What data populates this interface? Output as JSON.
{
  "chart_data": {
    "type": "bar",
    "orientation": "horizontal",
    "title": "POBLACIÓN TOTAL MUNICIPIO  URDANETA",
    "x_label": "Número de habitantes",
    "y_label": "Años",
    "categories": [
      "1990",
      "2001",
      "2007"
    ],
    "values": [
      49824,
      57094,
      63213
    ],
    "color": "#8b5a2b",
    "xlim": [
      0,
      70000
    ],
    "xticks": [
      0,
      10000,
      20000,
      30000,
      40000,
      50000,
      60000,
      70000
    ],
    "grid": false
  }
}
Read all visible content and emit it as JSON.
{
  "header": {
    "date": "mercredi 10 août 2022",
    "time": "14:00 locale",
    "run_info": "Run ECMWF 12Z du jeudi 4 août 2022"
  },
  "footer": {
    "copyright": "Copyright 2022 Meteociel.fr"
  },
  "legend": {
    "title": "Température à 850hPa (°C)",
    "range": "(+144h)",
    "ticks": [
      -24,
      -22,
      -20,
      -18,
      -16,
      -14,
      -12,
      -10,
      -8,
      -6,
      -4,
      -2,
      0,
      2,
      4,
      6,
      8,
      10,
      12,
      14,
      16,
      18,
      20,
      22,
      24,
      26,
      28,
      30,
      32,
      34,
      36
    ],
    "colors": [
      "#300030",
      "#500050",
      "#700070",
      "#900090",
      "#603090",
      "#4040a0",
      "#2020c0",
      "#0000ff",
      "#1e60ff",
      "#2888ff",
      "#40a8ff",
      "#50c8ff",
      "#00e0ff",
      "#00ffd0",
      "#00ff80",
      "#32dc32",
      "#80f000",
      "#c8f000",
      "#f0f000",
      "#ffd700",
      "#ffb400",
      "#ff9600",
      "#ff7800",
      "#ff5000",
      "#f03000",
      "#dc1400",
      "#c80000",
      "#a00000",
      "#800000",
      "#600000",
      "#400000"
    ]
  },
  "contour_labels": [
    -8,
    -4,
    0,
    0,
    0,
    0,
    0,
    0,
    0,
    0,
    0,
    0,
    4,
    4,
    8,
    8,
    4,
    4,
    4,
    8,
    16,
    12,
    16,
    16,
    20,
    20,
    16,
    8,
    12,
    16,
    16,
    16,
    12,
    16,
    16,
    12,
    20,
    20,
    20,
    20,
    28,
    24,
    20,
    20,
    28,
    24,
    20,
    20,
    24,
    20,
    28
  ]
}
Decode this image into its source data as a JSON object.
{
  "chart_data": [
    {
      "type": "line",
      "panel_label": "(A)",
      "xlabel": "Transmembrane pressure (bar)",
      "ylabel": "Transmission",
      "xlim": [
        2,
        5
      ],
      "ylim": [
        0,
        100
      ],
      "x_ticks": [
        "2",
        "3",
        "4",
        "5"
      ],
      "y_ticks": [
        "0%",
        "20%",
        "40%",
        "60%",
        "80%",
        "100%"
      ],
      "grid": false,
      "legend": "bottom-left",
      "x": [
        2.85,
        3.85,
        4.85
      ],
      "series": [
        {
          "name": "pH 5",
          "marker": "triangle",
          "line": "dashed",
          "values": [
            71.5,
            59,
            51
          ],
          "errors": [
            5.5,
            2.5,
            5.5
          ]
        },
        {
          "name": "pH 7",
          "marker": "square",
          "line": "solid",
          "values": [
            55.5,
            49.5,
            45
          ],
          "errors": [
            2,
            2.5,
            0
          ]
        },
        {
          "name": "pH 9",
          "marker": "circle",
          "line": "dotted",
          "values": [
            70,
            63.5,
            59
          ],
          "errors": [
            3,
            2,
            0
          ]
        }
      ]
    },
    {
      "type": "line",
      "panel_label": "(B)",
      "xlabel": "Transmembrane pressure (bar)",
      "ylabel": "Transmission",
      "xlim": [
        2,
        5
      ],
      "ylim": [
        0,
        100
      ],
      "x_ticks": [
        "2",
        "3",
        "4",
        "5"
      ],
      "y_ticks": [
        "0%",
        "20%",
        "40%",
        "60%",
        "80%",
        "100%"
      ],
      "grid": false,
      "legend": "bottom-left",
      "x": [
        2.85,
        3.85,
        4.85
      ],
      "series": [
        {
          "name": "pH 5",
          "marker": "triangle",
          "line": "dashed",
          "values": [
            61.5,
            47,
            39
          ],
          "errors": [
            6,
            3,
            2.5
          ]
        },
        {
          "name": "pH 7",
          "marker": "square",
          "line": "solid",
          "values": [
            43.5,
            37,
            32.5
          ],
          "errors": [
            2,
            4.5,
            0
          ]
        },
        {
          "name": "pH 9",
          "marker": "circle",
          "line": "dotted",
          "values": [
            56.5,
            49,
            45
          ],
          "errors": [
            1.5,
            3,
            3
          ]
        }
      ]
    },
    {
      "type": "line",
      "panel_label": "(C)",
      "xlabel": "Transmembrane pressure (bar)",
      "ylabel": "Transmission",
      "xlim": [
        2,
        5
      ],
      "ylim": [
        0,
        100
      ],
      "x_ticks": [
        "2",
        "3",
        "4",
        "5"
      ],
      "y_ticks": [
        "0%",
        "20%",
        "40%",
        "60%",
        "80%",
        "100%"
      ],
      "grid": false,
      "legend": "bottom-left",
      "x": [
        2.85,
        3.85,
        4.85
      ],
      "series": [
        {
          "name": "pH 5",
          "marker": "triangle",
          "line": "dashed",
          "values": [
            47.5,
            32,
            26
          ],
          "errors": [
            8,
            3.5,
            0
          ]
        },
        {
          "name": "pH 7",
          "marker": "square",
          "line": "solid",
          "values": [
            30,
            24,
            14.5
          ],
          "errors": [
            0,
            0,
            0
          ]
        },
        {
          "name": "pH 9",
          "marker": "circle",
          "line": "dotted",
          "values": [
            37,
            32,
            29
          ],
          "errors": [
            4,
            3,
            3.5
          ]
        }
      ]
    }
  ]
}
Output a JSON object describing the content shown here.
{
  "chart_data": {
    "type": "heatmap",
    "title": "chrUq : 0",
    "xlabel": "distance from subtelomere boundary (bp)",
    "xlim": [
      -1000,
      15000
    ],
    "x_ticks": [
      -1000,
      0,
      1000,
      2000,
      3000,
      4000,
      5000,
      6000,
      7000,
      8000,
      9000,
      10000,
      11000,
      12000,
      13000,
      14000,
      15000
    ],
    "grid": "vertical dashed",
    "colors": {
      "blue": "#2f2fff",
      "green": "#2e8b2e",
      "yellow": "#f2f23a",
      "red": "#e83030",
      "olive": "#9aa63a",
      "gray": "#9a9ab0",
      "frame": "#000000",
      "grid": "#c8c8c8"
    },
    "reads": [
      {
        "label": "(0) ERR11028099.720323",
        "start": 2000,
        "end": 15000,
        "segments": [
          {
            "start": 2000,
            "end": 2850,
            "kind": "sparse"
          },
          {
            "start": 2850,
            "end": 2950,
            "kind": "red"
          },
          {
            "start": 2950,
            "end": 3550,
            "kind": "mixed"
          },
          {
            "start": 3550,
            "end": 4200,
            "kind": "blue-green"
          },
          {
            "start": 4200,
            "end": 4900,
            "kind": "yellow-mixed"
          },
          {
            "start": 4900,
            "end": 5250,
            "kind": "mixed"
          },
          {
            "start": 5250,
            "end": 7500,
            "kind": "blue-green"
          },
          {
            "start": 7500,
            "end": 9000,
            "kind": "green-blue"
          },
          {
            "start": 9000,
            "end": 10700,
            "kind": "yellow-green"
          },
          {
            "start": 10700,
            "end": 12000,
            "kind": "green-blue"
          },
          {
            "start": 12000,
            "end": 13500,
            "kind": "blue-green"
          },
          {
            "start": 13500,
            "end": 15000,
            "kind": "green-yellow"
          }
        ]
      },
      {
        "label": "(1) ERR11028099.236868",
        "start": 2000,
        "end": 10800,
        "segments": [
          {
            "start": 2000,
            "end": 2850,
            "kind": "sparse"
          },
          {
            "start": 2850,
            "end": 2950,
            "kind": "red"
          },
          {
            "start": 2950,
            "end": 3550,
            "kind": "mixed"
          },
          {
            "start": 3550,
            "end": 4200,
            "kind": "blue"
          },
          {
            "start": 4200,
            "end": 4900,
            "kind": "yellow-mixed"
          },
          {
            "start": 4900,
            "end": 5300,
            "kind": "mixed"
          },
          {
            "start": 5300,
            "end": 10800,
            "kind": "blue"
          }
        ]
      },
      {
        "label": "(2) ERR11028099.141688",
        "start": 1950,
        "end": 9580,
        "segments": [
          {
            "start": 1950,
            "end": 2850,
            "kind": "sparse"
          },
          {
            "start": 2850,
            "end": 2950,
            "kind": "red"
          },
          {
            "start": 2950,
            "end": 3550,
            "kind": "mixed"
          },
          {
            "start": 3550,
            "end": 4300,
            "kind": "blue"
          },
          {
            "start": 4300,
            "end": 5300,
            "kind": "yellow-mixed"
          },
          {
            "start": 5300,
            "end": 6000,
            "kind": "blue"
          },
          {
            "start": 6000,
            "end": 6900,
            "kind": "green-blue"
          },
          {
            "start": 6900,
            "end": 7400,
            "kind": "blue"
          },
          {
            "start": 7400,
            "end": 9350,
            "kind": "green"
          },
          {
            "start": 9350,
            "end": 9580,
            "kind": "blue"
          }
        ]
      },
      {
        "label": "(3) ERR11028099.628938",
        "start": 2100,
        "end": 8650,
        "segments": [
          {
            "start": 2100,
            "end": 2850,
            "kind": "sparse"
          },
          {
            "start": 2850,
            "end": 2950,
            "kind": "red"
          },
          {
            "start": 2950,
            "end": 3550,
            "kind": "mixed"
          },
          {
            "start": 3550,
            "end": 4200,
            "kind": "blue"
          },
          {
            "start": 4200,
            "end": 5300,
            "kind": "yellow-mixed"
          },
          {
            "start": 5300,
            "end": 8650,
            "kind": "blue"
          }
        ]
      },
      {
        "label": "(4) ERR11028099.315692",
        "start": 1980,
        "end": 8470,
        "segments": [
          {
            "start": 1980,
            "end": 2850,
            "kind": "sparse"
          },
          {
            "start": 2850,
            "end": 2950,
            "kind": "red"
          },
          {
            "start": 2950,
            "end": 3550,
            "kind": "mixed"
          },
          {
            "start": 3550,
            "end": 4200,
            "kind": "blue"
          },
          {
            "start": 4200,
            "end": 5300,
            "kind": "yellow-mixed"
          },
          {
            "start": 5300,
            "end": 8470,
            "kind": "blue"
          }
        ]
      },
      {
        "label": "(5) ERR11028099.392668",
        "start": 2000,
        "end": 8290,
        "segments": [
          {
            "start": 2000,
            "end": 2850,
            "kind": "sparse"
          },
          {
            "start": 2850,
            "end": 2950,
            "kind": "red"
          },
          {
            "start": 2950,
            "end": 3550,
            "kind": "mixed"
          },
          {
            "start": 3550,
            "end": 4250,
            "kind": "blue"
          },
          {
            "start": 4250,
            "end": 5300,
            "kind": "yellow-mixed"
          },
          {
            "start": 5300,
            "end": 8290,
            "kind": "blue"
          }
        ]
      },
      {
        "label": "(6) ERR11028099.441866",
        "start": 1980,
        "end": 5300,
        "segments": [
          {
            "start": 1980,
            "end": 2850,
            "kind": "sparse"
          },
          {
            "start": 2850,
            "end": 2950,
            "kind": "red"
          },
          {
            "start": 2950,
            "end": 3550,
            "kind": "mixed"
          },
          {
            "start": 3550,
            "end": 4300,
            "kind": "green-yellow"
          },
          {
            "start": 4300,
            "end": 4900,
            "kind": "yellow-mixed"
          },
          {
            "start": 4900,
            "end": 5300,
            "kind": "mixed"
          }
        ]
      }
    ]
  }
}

◇ ◇ ◇ ◇

DIRECTIVE:
All lines in the data that contain the word "content" should be copied.

SOLUTION TO THE EXERCISE:
Read all visible content and emit it as JSON.
Output a JSON object describing the content shown here.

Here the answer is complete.